### WHAT IS EXPECTED
Write out the whole listing word for word.

(Entries from a dataset)

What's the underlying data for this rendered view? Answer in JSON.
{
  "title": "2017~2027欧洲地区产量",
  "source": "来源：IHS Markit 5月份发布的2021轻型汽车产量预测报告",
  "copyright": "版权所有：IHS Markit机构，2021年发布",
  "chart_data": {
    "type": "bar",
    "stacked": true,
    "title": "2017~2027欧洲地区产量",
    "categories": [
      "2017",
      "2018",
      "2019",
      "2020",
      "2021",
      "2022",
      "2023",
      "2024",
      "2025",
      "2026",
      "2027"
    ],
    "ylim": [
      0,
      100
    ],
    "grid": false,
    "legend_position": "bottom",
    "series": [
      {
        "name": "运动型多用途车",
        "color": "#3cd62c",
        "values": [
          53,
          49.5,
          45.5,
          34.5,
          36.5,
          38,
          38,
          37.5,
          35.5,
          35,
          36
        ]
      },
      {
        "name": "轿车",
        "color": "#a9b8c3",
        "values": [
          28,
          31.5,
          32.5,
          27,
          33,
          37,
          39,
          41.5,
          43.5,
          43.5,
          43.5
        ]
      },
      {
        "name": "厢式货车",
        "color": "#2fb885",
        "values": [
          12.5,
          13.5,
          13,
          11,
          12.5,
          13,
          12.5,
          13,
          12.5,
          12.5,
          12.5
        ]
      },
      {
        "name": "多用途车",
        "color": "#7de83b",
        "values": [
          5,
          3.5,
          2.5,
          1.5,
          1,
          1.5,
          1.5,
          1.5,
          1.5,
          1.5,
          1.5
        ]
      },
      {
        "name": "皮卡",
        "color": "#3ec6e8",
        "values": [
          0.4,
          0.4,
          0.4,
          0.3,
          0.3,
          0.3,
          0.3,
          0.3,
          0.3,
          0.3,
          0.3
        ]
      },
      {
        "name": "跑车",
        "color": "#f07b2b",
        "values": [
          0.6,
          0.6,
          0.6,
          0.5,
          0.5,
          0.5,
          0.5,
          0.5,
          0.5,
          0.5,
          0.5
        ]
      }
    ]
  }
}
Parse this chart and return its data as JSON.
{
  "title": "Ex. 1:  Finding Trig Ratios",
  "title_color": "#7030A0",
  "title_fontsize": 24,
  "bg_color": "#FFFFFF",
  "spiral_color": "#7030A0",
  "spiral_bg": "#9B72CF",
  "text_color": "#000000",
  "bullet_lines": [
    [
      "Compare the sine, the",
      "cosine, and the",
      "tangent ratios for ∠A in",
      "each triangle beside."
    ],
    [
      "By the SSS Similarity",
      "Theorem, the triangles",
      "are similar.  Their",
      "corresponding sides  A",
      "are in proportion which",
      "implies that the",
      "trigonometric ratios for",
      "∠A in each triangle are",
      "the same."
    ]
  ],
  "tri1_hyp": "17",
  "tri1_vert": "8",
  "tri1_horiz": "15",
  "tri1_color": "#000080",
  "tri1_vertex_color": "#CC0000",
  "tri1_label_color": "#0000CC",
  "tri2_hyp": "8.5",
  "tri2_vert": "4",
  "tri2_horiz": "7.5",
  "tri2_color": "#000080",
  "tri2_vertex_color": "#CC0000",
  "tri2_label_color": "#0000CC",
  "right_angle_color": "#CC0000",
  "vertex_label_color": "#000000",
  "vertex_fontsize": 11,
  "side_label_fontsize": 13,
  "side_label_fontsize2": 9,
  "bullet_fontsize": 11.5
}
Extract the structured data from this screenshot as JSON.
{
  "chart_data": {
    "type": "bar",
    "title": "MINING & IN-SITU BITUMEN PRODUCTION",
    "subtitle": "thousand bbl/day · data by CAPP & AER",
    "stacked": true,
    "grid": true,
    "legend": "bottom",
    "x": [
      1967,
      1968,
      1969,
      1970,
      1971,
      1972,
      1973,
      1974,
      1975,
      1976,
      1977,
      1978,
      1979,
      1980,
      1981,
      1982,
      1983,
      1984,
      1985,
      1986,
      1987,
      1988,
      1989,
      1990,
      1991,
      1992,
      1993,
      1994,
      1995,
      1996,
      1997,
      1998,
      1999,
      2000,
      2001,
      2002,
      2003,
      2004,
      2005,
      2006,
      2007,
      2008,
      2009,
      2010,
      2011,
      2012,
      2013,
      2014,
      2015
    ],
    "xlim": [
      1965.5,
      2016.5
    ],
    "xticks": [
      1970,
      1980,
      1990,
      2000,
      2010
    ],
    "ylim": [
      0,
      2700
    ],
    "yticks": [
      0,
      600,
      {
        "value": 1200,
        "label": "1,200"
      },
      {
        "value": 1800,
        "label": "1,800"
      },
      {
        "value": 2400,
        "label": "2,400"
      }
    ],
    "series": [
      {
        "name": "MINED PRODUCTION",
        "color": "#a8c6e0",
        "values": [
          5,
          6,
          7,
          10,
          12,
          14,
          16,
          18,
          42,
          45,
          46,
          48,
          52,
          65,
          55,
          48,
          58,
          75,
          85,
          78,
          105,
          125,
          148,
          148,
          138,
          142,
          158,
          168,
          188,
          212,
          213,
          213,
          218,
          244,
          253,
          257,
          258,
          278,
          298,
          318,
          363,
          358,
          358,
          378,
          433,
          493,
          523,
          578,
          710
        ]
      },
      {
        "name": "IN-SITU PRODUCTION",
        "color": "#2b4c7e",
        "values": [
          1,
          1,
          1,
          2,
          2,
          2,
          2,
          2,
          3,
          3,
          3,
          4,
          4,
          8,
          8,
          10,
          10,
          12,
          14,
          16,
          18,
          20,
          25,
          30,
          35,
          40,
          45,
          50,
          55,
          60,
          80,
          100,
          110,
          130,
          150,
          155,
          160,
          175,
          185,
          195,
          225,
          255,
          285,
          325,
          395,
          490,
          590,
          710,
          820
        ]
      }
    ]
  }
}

### SOLUTION FOR THIS TASK
What's the underlying data for this rendered view? Answer in JSON.
{
  "title": "2017~2027欧洲地区产量",
  "source": "来源：IHS Markit 5月份发布的2021轻型汽车产量预测报告",
  "copyright": "版权所有：IHS Markit机构，2021年发布",
  "chart_data": {
    "type": "bar",
    "stacked": true,
    "title": "2017~2027欧洲地区产量",
    "categories": [
      "2017",
      "2018",
      "2019",
      "2020",
      "2021",
      "2022",
      "2023",
      "2024",
      "2025",
      "2026",
      "2027"
    ],
    "ylim": [
      0,
      100
    ],
    "grid": false,
    "legend_position": "bottom",
    "series": [
      {
        "name": "运动型多用途车",
        "color": "#3cd62c",
        "values": [
          53,
          49.5,
          45.5,
          34.5,
          36.5,
          38,
          38,
          37.5,
          35.5,
          35,
          36
        ]
      },
      {
        "name": "轿车",
        "color": "#a9b8c3",
        "values": [
          28,
          31.5,
          32.5,
          27,
          33,
          37,
          39,
          41.5,
          43.5,
          43.5,
          43.5
        ]
      },
      {
        "name": "厢式货车",
        "color": "#2fb885",
        "values": [
          12.5,
          13.5,
          13,
          11,
          12.5,
          13,
          12.5,
          13,
          12.5,
          12.5,
          12.5
        ]
      },
      {
        "name": "多用途车",
        "color": "#7de83b",
        "values": [
          5,
          3.5,
          2.5,
          1.5,
          1,
          1.5,
          1.5,
          1.5,
          1.5,
          1.5,
          1.5
        ]
      },
      {
        "name": "皮卡",
        "color": "#3ec6e8",
        "values": [
          0.4,
          0.4,
          0.4,
          0.3,
          0.3,
          0.3,
          0.3,
          0.3,
          0.3,
          0.3,
          0.3
        ]
      },
      {
        "name": "跑车",
        "color": "#f07b2b",
        "values": [
          0.6,
          0.6,
          0.6,
          0.5,
          0.5,
          0.5,
          0.5,
          0.5,
          0.5,
          0.5,
          0.5
        ]
      }
    ]
  }
}
Parse this chart and return its data as JSON.
{
  "title": "Ex. 1:  Finding Trig Ratios",
  "title_color": "#7030A0",
  "title_fontsize": 24,
  "bg_color": "#FFFFFF",
  "spiral_color": "#7030A0",
  "spiral_bg": "#9B72CF",
  "text_color": "#000000",
  "bullet_lines": [
    [
      "Compare the sine, the",
      "cosine, and the",
      "tangent ratios for ∠A in",
      "each triangle beside."
    ],
    [
      "By the SSS Similarity",
      "Theorem, the triangles",
      "are similar.  Their",
      "corresponding sides  A",
      "are in proportion which",
      "implies that the",
      "trigonometric ratios for",
      "∠A in each triangle are",
      "the same."
    ]
  ],
  "tri1_hyp": "17",
  "tri1_vert": "8",
  "tri1_horiz": "15",
  "tri1_color": "#000080",
  "tri1_vertex_color": "#CC0000",
  "tri1_label_color": "#0000CC",
  "tri2_hyp": "8.5",
  "tri2_vert": "4",
  "tri2_horiz": "7.5",
  "tri2_color": "#000080",
  "tri2_vertex_color": "#CC0000",
  "tri2_label_color": "#0000CC",
  "right_angle_color": "#CC0000",
  "vertex_label_color": "#000000",
  "vertex_fontsize": 11,
  "side_label_fontsize": 13,
  "side_label_fontsize2": 9,
  "bullet_fontsize": 11.5
}
Extract the structured data from this screenshot as JSON.
{
  "chart_data": {
    "type": "bar",
    "title": "MINING & IN-SITU BITUMEN PRODUCTION",
    "subtitle": "thousand bbl/day · data by CAPP & AER",
    "stacked": true,
    "grid": true,
    "legend": "bottom",
    "x": [
      1967,
      1968,
      1969,
      1970,
      1971,
      1972,
      1973,
      1974,
      1975,
      1976,
      1977,
      1978,
      1979,
      1980,
      1981,
      1982,
      1983,
      1984,
      1985,
      1986,
      1987,
      1988,
      1989,
      1990,
      1991,
      1992,
      1993,
      1994,
      1995,
      1996,
      1997,
      1998,
      1999,
      2000,
      2001,
      2002,
      2003,
      2004,
      2005,
      2006,
      2007,
      2008,
      2009,
      2010,
      2011,
      2012,
      2013,
      2014,
      2015
    ],
    "xlim": [
      1965.5,
      2016.5
    ],
    "xticks": [
      1970,
      1980,
      1990,
      2000,
      2010
    ],
    "ylim": [
      0,
      2700
    ],
    "yticks": [
      0,
      600,
      {
        "value": 1200,
        "label": "1,200"
      },
      {
        "value": 1800,
        "label": "1,800"
      },
      {
        "value": 2400,
        "label": "2,400"
      }
    ],
    "series": [
      {
        "name": "MINED PRODUCTION",
        "color": "#a8c6e0",
        "values": [
          5,
          6,
          7,
          10,
          12,
          14,
          16,
          18,
          42,
          45,
          46,
          48,
          52,
          65,
          55,
          48,
          58,
          75,
          85,
          78,
          105,
          125,
          148,
          148,
          138,
          142,
          158,
          168,
          188,
          212,
          213,
          213,
          218,
          244,
          253,
          257,
          258,
          278,
          298,
          318,
          363,
          358,
          358,
          378,
          433,
          493,
          523,
          578,
          710
        ]
      },
      {
        "name": "IN-SITU PRODUCTION",
        "color": "#2b4c7e",
        "values": [
          1,
          1,
          1,
          2,
          2,
          2,
          2,
          2,
          3,
          3,
          3,
          4,
          4,
          8,
          8,
          10,
          10,
          12,
          14,
          16,
          18,
          20,
          25,
          30,
          35,
          40,
          45,
          50,
          55,
          60,
          80,
          100,
          110,
          130,
          150,
          155,
          160,
          175,
          185,
          195,
          225,
          255,
          285,
          325,
          395,
          490,
          590,
          710,
          820
        ]
      }
    ]
  }
}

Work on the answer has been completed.